EXERCISE
How many lines of the records hold the string "local"? Reply with the number alone.

- - - -

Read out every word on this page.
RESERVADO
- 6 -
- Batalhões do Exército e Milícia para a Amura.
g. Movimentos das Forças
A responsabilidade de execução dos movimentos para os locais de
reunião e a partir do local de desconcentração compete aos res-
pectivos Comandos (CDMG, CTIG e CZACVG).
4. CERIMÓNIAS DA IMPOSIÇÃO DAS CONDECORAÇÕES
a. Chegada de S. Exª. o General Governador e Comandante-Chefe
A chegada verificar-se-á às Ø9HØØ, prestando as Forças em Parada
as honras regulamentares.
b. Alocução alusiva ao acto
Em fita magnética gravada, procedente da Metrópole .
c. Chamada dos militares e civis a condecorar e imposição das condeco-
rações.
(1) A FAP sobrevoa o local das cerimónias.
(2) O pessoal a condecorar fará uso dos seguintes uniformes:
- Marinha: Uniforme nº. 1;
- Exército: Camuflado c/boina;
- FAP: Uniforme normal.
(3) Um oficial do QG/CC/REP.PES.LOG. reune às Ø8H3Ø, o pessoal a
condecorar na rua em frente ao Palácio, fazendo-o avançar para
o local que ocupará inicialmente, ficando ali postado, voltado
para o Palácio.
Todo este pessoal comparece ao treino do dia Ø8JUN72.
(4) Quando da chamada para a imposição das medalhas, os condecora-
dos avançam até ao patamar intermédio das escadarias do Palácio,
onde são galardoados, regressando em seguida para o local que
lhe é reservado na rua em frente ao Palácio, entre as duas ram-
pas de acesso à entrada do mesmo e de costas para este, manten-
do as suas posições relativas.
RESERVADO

- - - -

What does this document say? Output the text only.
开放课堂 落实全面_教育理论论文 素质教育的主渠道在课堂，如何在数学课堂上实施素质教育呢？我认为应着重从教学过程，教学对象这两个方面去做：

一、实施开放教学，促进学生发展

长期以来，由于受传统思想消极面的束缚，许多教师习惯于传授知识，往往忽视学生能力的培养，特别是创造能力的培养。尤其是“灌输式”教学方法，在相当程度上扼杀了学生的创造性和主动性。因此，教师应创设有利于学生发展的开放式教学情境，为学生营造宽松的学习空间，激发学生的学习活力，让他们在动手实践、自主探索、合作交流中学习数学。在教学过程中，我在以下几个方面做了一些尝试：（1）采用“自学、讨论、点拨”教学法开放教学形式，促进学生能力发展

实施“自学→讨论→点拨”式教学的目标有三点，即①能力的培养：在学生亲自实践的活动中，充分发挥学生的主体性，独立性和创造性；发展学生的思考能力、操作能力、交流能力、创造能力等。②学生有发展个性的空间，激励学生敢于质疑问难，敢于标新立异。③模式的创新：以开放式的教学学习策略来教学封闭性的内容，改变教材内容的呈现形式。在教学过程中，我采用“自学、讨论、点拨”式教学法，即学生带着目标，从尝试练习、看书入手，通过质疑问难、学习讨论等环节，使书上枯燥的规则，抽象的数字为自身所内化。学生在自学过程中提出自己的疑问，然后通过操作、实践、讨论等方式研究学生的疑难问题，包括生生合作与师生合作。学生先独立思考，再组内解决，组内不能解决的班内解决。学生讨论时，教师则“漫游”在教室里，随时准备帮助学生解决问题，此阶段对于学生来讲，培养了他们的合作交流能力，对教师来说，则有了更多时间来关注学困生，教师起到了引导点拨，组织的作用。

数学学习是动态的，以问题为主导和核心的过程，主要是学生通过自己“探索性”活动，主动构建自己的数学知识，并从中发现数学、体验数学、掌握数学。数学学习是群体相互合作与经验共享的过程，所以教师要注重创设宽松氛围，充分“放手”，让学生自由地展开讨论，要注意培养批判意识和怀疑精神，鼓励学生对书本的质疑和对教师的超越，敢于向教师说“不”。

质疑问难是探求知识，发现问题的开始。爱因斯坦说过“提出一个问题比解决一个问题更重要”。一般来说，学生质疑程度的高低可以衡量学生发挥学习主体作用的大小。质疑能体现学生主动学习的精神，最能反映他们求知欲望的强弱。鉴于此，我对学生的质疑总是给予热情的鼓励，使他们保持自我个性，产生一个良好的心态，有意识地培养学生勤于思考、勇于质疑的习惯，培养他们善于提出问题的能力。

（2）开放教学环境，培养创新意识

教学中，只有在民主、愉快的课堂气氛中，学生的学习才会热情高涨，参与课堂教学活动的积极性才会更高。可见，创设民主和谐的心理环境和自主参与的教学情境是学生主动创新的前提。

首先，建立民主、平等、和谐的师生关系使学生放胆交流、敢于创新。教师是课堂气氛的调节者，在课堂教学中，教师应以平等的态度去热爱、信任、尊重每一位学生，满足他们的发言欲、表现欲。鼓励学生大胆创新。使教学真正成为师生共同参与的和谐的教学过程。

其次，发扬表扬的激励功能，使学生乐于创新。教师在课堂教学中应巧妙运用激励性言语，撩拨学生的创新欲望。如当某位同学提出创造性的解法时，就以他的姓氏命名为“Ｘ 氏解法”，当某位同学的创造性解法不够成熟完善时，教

- - - -

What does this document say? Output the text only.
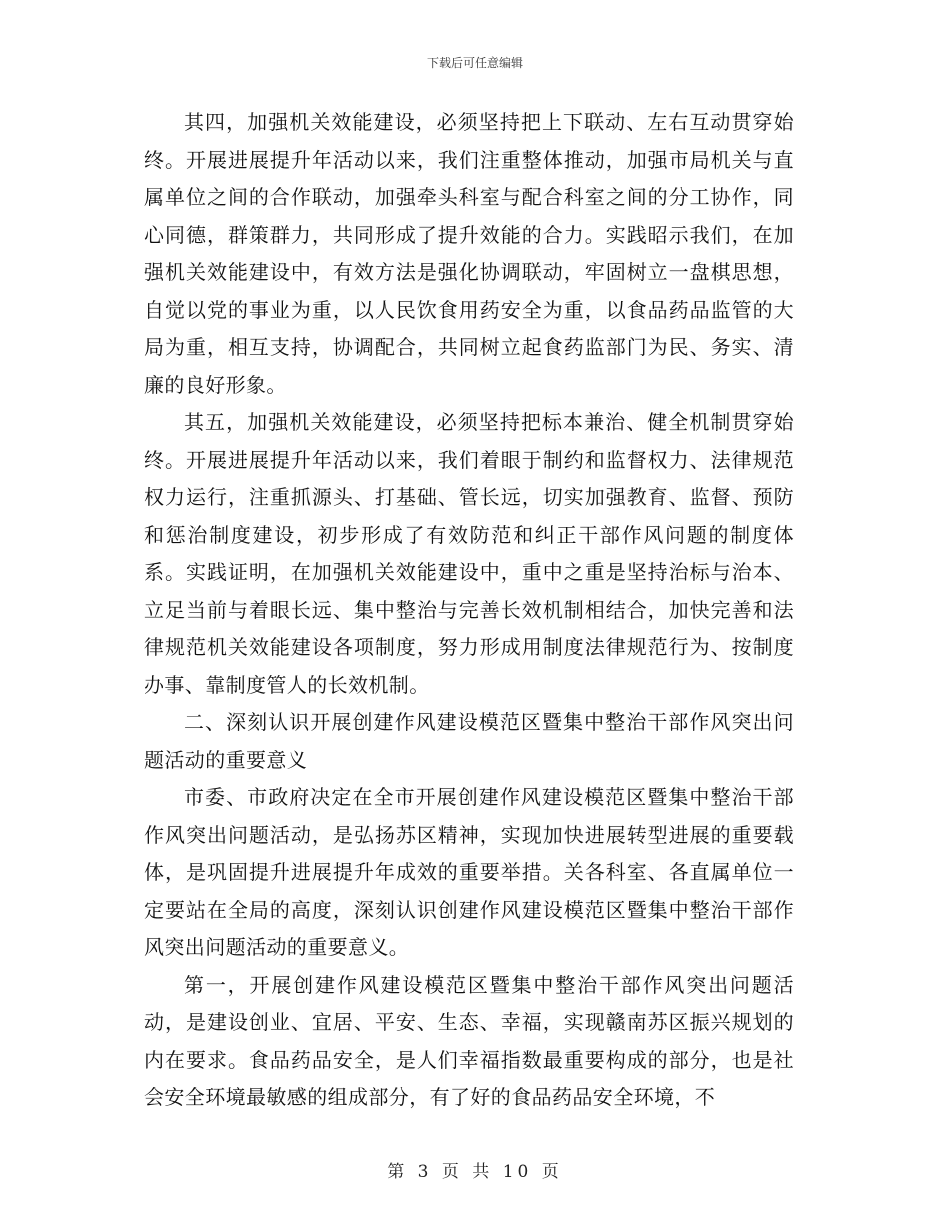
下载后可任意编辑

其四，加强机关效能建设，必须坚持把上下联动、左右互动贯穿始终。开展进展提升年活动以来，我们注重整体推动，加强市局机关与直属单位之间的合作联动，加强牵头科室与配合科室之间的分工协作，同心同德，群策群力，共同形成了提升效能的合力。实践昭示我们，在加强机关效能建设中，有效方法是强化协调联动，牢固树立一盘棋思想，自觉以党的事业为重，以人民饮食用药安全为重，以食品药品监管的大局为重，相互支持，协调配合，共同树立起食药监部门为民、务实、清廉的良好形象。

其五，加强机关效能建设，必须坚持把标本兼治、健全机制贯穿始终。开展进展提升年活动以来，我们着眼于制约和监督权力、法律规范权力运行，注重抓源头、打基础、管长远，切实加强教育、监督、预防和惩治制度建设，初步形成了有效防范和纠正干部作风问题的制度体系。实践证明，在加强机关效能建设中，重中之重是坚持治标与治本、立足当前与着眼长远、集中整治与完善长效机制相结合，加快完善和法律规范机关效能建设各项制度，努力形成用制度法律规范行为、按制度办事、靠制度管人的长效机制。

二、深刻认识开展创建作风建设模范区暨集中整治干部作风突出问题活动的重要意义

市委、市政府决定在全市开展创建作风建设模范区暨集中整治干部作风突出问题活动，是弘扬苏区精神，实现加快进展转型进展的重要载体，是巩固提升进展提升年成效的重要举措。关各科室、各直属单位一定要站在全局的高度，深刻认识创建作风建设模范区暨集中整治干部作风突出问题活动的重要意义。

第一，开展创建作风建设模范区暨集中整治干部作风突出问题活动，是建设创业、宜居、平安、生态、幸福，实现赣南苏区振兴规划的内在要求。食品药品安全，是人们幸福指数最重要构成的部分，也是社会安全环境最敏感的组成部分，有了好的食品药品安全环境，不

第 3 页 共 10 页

- - - -

ANSWER IN FULL
4